> _TASK TO CARRY OUT_
Reproduce word for word the part of the passage on SystemExit and sys.exit that begins at the words "The underlying one" and stops after "an extra POP_TOP).".

> _TEXT PASSAGE_
########

What is the difference?
When do I need to use SystemExit or sys.exit inside a function?
Example:
ref = osgeo.ogr.Open(reference)
if ref is None:
raise SystemExit('Unable to open %s' % reference)
or:
ref = osgeo.ogr.Open(reference)
if ref is None:
print('Unable to open %s' % reference)
sys.exit(-1)

No practical difference, but there's another difference in your example code - print goes to standard out, but the exception text goes to standard error (which is probably what you want).

sys.exit(s) is just shorthand for raise SystemExit(s), as described in the former's docstring; try help(sys.exit). So, instead of either one of your example programs, you can do
sys.exit('Unable to open %s' % reference)

There are 3 exit functions, in addition to raising SystemExit.
The underlying one is os._exit, which requires 1 int argument, and exits immediately with no cleanup. It's unlikely you'll ever want to touch this one, but it is there.
sys.exit is defined in sysmodule.c and just runs PyErr_SetObject(PyExc_SystemExit, exit_code);, which is effectively the same as directly raising SystemExit. In fine detail, raising SystemExit is probably faster, since sys.exit requires an LOAD_ATTR and CALL_FUNCTION vs RAISE_VARARGS opcalls. Also, raise SystemExit produces slightly smaller bytecode (4bytes less), (1 byte extra if you use from sys import exit since sys.exit is expected to return None, so includes an extra POP_TOP).
The last exit function is defined in site.py, and aliased to exit or quit in the REPL. It's actually an instance of the Quitter class (so it can have a custom __repr__, so is probably the slowest running. Also, it closes sys.stdin prior to raising SystemExit, so it's recommended for use only in the REPL.

########

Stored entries
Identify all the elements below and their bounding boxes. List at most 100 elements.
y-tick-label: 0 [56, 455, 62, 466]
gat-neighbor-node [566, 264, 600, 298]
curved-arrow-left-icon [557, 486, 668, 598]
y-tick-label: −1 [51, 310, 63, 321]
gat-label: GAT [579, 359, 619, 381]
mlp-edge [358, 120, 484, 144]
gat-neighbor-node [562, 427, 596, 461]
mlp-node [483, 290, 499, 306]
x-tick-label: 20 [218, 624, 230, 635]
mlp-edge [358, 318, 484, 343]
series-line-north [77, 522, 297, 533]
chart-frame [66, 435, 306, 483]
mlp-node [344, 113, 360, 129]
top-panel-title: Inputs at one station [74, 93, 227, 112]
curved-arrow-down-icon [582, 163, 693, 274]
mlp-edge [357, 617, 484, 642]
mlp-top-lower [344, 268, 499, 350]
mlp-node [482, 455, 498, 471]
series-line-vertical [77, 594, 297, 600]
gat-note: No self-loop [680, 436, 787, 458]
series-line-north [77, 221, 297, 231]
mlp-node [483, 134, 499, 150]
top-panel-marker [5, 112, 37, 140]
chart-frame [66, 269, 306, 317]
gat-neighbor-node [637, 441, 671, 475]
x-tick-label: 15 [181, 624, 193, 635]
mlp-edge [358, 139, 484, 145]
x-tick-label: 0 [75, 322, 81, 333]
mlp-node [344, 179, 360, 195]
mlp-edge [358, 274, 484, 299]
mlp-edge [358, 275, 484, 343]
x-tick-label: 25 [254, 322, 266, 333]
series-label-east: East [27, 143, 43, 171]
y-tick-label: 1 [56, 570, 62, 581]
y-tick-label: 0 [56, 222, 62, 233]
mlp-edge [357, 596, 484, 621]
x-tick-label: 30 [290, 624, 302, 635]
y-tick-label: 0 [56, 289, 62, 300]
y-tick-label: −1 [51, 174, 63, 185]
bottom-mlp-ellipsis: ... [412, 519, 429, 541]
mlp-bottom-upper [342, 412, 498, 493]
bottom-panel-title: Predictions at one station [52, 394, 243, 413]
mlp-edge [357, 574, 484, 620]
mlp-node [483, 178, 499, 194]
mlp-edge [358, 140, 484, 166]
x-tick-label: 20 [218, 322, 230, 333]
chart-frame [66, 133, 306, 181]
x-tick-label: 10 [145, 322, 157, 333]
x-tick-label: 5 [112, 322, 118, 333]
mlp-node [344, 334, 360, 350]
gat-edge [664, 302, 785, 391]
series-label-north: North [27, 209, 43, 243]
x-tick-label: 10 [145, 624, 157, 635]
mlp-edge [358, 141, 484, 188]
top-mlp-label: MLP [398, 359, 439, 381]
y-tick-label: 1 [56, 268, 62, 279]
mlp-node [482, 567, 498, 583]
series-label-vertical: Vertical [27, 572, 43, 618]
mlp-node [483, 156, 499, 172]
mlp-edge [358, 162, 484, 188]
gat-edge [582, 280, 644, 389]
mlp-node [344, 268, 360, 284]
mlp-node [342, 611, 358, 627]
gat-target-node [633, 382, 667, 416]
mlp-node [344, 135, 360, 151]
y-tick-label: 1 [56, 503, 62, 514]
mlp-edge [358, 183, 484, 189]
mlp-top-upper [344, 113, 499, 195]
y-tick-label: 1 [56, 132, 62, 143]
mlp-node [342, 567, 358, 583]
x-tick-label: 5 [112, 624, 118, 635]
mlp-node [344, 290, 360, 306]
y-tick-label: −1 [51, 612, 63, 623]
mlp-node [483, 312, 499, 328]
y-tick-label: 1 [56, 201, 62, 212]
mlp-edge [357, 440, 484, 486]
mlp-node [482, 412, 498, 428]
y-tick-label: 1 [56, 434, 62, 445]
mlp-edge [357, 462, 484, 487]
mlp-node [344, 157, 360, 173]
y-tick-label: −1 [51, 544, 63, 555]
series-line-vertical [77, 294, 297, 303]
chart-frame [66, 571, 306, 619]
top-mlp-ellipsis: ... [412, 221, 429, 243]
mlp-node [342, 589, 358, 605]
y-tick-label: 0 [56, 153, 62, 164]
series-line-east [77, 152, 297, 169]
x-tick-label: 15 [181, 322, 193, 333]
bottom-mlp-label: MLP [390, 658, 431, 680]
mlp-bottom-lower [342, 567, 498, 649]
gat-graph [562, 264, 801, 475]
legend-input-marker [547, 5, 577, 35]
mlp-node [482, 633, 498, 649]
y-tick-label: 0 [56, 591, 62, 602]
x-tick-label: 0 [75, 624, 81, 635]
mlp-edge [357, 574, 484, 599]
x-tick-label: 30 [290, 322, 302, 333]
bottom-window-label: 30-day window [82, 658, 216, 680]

########

> _OUTPUT_
The underlying one is os._exit, which requires 1 int argument, and exits immediately with no cleanup. It's unlikely you'll ever want to touch this one, but it is there.
sys.exit is defined in sysmodule.c and just runs PyErr_SetObject(PyExc_SystemExit, exit_code);, which is effectively the same as directly raising SystemExit. In fine detail, raising SystemExit is probably faster, since sys.exit requires an LOAD_ATTR and CALL_FUNCTION vs RAISE_VARARGS opcalls. Also, raise SystemExit produces slightly smaller bytecode (4bytes less), (1 byte extra if you use from sys import exit since sys.exit is expected to return None, so includes an extra POP_TOP).